- [Exercise] Print the full listing exactly.

- [Supplied material]
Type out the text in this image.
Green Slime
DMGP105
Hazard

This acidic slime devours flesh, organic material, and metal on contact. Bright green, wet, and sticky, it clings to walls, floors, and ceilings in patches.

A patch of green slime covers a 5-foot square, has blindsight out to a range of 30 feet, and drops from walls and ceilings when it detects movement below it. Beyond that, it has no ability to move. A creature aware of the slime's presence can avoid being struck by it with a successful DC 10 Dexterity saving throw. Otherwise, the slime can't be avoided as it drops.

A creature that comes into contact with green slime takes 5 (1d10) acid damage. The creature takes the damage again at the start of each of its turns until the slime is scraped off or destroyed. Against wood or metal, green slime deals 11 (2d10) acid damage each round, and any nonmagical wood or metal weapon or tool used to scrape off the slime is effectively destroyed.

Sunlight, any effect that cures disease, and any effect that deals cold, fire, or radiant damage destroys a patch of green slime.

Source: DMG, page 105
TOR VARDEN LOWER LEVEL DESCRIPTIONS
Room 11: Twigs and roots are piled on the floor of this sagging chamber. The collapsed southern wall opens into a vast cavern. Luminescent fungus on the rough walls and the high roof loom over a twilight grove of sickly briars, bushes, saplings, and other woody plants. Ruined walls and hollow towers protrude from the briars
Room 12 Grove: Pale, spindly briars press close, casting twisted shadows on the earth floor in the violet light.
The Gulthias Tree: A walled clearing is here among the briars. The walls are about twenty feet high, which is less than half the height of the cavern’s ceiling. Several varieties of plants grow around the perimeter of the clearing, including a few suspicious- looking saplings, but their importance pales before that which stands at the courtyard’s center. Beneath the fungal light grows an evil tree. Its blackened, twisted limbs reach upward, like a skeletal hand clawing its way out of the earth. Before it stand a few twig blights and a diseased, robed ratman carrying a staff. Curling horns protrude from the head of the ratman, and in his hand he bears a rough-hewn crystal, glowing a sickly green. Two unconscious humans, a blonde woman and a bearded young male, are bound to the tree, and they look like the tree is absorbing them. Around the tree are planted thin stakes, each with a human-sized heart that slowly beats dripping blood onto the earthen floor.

- [Reply to the exercise]
Type out the text in this image.
Green Slime
DMGP105
Hazard

This acidic slime devours flesh, organic material, and metal on contact. Bright green, wet, and sticky, it clings to walls, floors, and ceilings in patches.

A patch of green slime covers a 5-foot square, has blindsight out to a range of 30 feet, and drops from walls and ceilings when it detects movement below it. Beyond that, it has no ability to move. A creature aware of the slime's presence can avoid being struck by it with a successful DC 10 Dexterity saving throw. Otherwise, the slime can't be avoided as it drops.

A creature that comes into contact with green slime takes 5 (1d10) acid damage. The creature takes the damage again at the start of each of its turns until the slime is scraped off or destroyed. Against wood or metal, green slime deals 11 (2d10) acid damage each round, and any nonmagical wood or metal weapon or tool used to scrape off the slime is effectively destroyed.

Sunlight, any effect that cures disease, and any effect that deals cold, fire, or radiant damage destroys a patch of green slime.

Source: DMG, page 105
TOR VARDEN LOWER LEVEL DESCRIPTIONS
Room 11: Twigs and roots are piled on the floor of this sagging chamber. The collapsed southern wall opens into a vast cavern. Luminescent fungus on the rough walls and the high roof loom over a twilight grove of sickly briars, bushes, saplings, and other woody plants. Ruined walls and hollow towers protrude from the briars
Room 12 Grove: Pale, spindly briars press close, casting twisted shadows on the earth floor in the violet light.
The Gulthias Tree: A walled clearing is here among the briars. The walls are about twenty feet high, which is less than half the height of the cavern’s ceiling. Several varieties of plants grow around the perimeter of the clearing, including a few suspicious- looking saplings, but their importance pales before that which stands at the courtyard’s center. Beneath the fungal light grows an evil tree. Its blackened, twisted limbs reach upward, like a skeletal hand clawing its way out of the earth. Before it stand a few twig blights and a diseased, robed ratman carrying a staff. Curling horns protrude from the head of the ratman, and in his hand he bears a rough-hewn crystal, glowing a sickly green. Two unconscious humans, a blonde woman and a bearded young male, are bound to the tree, and they look like the tree is absorbing them. Around the tree are planted thin stakes, each with a human-sized heart that slowly beats dripping blood onto the earthen floor.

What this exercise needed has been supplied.